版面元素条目

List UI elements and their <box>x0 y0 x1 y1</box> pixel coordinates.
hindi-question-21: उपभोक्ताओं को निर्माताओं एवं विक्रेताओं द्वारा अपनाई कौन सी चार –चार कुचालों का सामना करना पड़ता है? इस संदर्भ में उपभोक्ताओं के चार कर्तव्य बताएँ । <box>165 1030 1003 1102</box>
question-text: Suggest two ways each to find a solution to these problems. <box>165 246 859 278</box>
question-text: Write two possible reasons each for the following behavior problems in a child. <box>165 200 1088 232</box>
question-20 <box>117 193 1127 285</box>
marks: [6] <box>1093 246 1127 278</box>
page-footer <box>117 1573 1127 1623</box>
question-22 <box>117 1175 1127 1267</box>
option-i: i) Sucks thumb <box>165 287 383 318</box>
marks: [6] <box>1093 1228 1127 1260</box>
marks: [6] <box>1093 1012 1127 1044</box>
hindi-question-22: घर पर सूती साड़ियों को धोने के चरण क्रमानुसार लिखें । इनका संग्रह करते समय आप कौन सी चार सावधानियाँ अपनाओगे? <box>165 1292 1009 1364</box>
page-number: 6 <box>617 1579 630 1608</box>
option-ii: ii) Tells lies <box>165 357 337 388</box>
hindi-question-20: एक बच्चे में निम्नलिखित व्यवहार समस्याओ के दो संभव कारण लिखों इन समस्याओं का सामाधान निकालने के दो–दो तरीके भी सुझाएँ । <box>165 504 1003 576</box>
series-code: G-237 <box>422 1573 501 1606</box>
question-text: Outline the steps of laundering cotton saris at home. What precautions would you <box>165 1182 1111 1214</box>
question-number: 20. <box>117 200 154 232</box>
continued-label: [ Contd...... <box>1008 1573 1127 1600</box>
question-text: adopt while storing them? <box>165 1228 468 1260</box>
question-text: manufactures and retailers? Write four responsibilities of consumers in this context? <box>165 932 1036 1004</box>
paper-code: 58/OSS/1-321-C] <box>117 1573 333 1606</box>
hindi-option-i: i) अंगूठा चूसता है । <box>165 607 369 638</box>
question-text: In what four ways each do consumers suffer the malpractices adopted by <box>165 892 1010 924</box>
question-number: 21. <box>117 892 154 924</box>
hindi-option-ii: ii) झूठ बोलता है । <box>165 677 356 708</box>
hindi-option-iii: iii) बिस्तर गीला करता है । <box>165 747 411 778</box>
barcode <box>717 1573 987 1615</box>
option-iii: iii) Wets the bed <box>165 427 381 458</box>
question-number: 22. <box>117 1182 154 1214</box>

■ **简短练习**:
把上面的各行原样照录一遍，不得遗漏任何一行。

■ **练习结果**:
List UI elements and their <box>x0 y0 x1 y1</box> pixel coordinates.
hindi-question-21: उपभोक्ताओं को निर्माताओं एवं विक्रेताओं द्वारा अपनाई कौन सी चार –चार कुचालों का सामना करना पड़ता है? इस संदर्भ में उपभोक्ताओं के चार कर्तव्य बताएँ । <box>165 1030 1003 1102</box>
question-text: Suggest two ways each to find a solution to these problems. <box>165 246 859 278</box>
question-text: Write two possible reasons each for the following behavior problems in a child. <box>165 200 1088 232</box>
question-20 <box>117 193 1127 285</box>
marks: [6] <box>1093 246 1127 278</box>
page-footer <box>117 1573 1127 1623</box>
question-22 <box>117 1175 1127 1267</box>
option-i: i) Sucks thumb <box>165 287 383 318</box>
marks: [6] <box>1093 1228 1127 1260</box>
marks: [6] <box>1093 1012 1127 1044</box>
hindi-question-22: घर पर सूती साड़ियों को धोने के चरण क्रमानुसार लिखें । इनका संग्रह करते समय आप कौन सी चार सावधानियाँ अपनाओगे? <box>165 1292 1009 1364</box>
page-number: 6 <box>617 1579 630 1608</box>
option-ii: ii) Tells lies <box>165 357 337 388</box>
hindi-question-20: एक बच्चे में निम्नलिखित व्यवहार समस्याओ के दो संभव कारण लिखों इन समस्याओं का सामाधान निकालने के दो–दो तरीके भी सुझाएँ । <box>165 504 1003 576</box>
series-code: G-237 <box>422 1573 501 1606</box>
question-text: Outline the steps of laundering cotton saris at home. What precautions would you <box>165 1182 1111 1214</box>
question-number: 20. <box>117 200 154 232</box>
continued-label: [ Contd...... <box>1008 1573 1127 1600</box>
question-text: adopt while storing them? <box>165 1228 468 1260</box>
question-text: manufactures and retailers? Write four responsibilities of consumers in this context? <box>165 932 1036 1004</box>
paper-code: 58/OSS/1-321-C] <box>117 1573 333 1606</box>
hindi-option-i: i) अंगूठा चूसता है । <box>165 607 369 638</box>
question-text: In what four ways each do consumers suffer the malpractices adopted by <box>165 892 1010 924</box>
question-number: 21. <box>117 892 154 924</box>
hindi-option-ii: ii) झूठ बोलता है । <box>165 677 356 708</box>
hindi-option-iii: iii) बिस्तर गीला करता है । <box>165 747 411 778</box>
barcode <box>717 1573 987 1615</box>
option-iii: iii) Wets the bed <box>165 427 381 458</box>
question-number: 22. <box>117 1182 154 1214</box>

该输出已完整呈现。